### REQUIRED TASK:
Search the data for the word "both". Reproduce every line where it is found.

**********

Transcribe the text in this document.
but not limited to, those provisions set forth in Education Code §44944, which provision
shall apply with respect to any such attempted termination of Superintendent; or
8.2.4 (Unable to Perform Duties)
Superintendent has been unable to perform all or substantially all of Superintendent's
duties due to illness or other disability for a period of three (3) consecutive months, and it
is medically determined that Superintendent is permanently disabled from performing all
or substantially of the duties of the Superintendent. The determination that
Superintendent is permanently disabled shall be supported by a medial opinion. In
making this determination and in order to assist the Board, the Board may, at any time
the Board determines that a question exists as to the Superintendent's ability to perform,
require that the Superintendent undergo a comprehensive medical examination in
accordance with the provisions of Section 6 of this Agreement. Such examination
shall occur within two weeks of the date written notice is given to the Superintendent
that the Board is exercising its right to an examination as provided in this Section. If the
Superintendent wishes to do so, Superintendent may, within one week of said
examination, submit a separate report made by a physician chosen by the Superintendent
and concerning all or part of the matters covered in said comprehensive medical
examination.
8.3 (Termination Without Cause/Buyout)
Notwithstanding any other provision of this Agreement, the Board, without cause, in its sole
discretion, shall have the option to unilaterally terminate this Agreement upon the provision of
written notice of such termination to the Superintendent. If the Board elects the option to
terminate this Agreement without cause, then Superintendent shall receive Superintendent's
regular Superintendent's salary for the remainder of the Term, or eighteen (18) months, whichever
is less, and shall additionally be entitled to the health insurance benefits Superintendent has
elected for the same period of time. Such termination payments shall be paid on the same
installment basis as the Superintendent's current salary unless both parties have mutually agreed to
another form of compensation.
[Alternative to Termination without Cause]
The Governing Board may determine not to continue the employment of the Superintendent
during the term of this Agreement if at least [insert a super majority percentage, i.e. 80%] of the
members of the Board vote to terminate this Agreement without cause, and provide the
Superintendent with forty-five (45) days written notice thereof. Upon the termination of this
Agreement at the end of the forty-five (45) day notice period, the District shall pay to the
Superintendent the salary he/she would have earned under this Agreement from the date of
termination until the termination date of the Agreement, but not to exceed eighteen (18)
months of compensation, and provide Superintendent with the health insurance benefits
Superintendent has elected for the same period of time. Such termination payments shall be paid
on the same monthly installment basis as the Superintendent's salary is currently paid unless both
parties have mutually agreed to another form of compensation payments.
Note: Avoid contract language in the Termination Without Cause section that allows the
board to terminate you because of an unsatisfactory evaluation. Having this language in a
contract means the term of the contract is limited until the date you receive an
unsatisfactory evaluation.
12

**********

### OUTPUT FOR THIS EXERCISE:
installment basis as the Superintendent's current salary unless both parties have mutually agreed to
on the same monthly installment basis as the Superintendent's salary is currently paid unless both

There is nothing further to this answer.